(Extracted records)
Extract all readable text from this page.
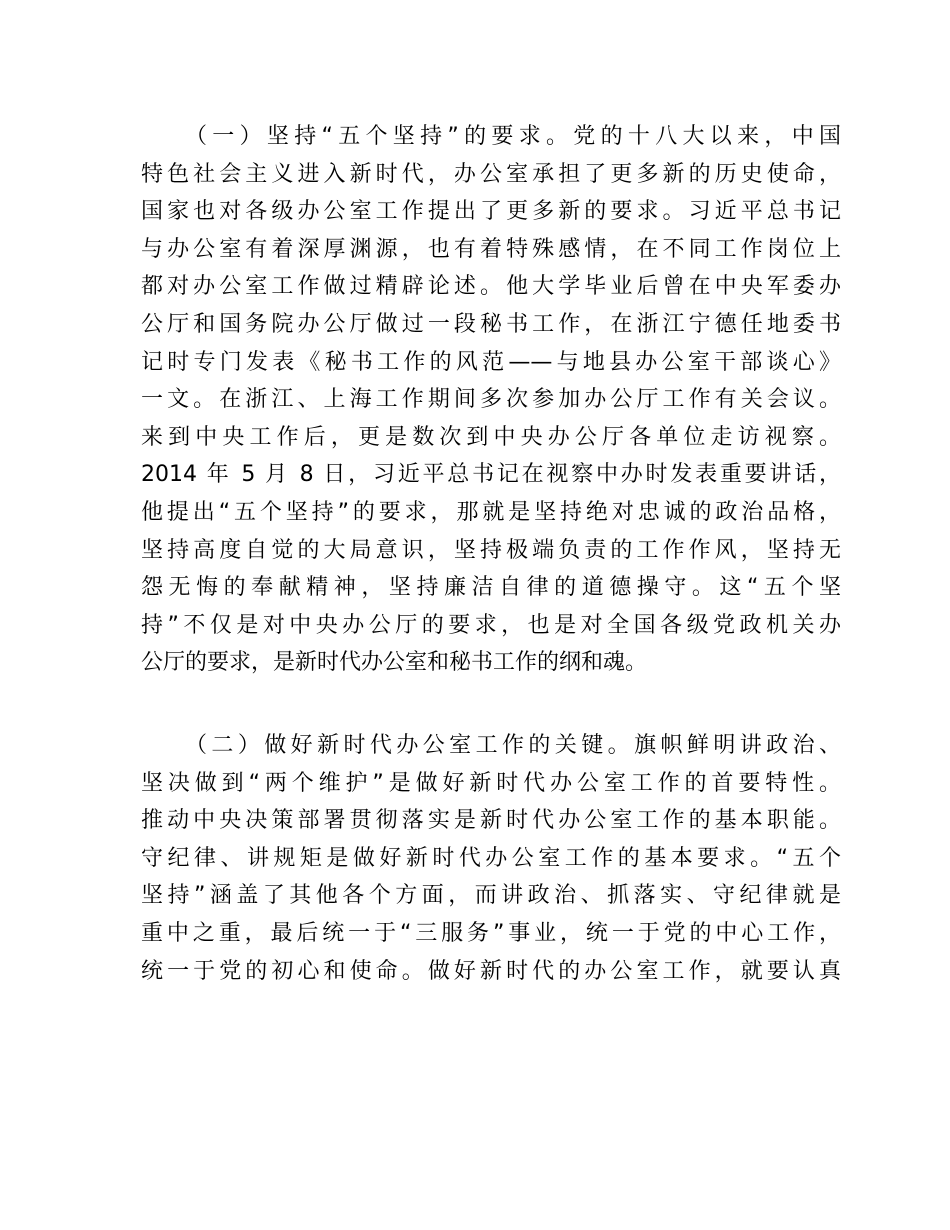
（一）坚持“五个坚持”的要求。党的十八大以来，中国
特色社会主义进入新时代，办公室承担了更多新的历史使命，
国家也对各级办公室工作提出了更多新的要求。习近平总书记
与办公室有着深厚渊源，也有着特殊感情，在不同工作岗位上
都对办公室工作做过精辟论述。他大学毕业后曾在中央军委办
公厅和国务院办公厅做过一段秘书工作，在浙江宁德任地委书
记时专门发表《秘书工作的风范——与地县办公室干部谈心》
一文。在浙江、上海工作期间多次参加办公厅工作有关会议。
来到中央工作后，更是数次到中央办公厅各单位走访视察。
2014 年 5 月 8 日，习近平总书记在视察中办时发表重要讲话，
他提出“五个坚持”的要求，那就是坚持绝对忠诚的政治品格，
坚持高度自觉的大局意识，坚持极端负责的工作作风，坚持无
怨无悔的奉献精神，坚持廉洁自律的道德操守。这“五个坚
持”不仅是对中央办公厅的要求，也是对全国各级党政机关办
公厅的要求，是新时代办公室和秘书工作的纲和魂。
（二）做好新时代办公室工作的关键。旗帜鲜明讲政治、
坚决做到“两个维护”是做好新时代办公室工作的首要特性。
推动中央决策部署贯彻落实是新时代办公室工作的基本职能。
守纪律、讲规矩是做好新时代办公室工作的基本要求。“五个
坚持”涵盖了其他各个方面，而讲政治、抓落实、守纪律就是
重中之重，最后统一于“三服务”事业，统一于党的中心工作，
统一于党的初心和使命。做好新时代的办公室工作，就要认真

▸ EXERCISE BRIEF
Reproduce every record above exactly, but leave out the pictures.

▸ RESPONSE TO THE TASK
Extract all readable text from this page.
（一）坚持“五个坚持”的要求。党的十八大以来，中国
特色社会主义进入新时代，办公室承担了更多新的历史使命，
国家也对各级办公室工作提出了更多新的要求。习近平总书记
与办公室有着深厚渊源，也有着特殊感情，在不同工作岗位上
都对办公室工作做过精辟论述。他大学毕业后曾在中央军委办
公厅和国务院办公厅做过一段秘书工作，在浙江宁德任地委书
记时专门发表《秘书工作的风范——与地县办公室干部谈心》
一文。在浙江、上海工作期间多次参加办公厅工作有关会议。
来到中央工作后，更是数次到中央办公厅各单位走访视察。
2014 年 5 月 8 日，习近平总书记在视察中办时发表重要讲话，
他提出“五个坚持”的要求，那就是坚持绝对忠诚的政治品格，
坚持高度自觉的大局意识，坚持极端负责的工作作风，坚持无
怨无悔的奉献精神，坚持廉洁自律的道德操守。这“五个坚
持”不仅是对中央办公厅的要求，也是对全国各级党政机关办
公厅的要求，是新时代办公室和秘书工作的纲和魂。
（二）做好新时代办公室工作的关键。旗帜鲜明讲政治、
坚决做到“两个维护”是做好新时代办公室工作的首要特性。
推动中央决策部署贯彻落实是新时代办公室工作的基本职能。
守纪律、讲规矩是做好新时代办公室工作的基本要求。“五个
坚持”涵盖了其他各个方面，而讲政治、抓落实、守纪律就是
重中之重，最后统一于“三服务”事业，统一于党的中心工作，
统一于党的初心和使命。做好新时代的办公室工作，就要认真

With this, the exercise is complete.